**Task prompt:** Could you extract every entry below and reproduce it exactly?

**Information supplied:**
*****

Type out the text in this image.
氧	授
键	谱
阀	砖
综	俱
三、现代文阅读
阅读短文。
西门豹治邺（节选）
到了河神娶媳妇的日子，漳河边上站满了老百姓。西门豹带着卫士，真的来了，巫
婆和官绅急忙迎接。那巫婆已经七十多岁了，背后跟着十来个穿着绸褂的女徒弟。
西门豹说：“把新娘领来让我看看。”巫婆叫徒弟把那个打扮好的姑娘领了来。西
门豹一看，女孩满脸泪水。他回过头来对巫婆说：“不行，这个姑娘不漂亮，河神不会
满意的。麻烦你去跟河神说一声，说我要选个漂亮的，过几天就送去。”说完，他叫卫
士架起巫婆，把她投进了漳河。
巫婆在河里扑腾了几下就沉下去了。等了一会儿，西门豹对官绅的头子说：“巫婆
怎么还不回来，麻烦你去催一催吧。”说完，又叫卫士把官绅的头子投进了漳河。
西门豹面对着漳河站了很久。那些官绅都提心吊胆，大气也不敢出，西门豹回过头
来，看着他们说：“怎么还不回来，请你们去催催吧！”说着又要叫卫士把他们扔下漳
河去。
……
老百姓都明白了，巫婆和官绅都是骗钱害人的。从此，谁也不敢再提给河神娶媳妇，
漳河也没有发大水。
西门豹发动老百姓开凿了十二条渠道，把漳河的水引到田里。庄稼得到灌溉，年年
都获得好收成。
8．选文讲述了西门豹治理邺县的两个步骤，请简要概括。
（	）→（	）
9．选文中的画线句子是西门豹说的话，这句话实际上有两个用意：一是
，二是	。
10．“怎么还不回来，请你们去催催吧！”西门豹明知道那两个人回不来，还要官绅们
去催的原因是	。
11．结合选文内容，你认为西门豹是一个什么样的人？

*****

**Result for this exercise:**
Type out the text in this image.
氧	授
键	谱
阀	砖
综	俱
三、现代文阅读
阅读短文。
西门豹治邺（节选）
到了河神娶媳妇的日子，漳河边上站满了老百姓。西门豹带着卫士，真的来了，巫
婆和官绅急忙迎接。那巫婆已经七十多岁了，背后跟着十来个穿着绸褂的女徒弟。
西门豹说：“把新娘领来让我看看。”巫婆叫徒弟把那个打扮好的姑娘领了来。西
门豹一看，女孩满脸泪水。他回过头来对巫婆说：“不行，这个姑娘不漂亮，河神不会
满意的。麻烦你去跟河神说一声，说我要选个漂亮的，过几天就送去。”说完，他叫卫
士架起巫婆，把她投进了漳河。
巫婆在河里扑腾了几下就沉下去了。等了一会儿，西门豹对官绅的头子说：“巫婆
怎么还不回来，麻烦你去催一催吧。”说完，又叫卫士把官绅的头子投进了漳河。
西门豹面对着漳河站了很久。那些官绅都提心吊胆，大气也不敢出，西门豹回过头
来，看着他们说：“怎么还不回来，请你们去催催吧！”说着又要叫卫士把他们扔下漳
河去。
……
老百姓都明白了，巫婆和官绅都是骗钱害人的。从此，谁也不敢再提给河神娶媳妇，
漳河也没有发大水。
西门豹发动老百姓开凿了十二条渠道，把漳河的水引到田里。庄稼得到灌溉，年年
都获得好收成。
8．选文讲述了西门豹治理邺县的两个步骤，请简要概括。
（	）→（	）
9．选文中的画线句子是西门豹说的话，这句话实际上有两个用意：一是
，二是	。
10．“怎么还不回来，请你们去催催吧！”西门豹明知道那两个人回不来，还要官绅们
去催的原因是	。
11．结合选文内容，你认为西门豹是一个什么样的人？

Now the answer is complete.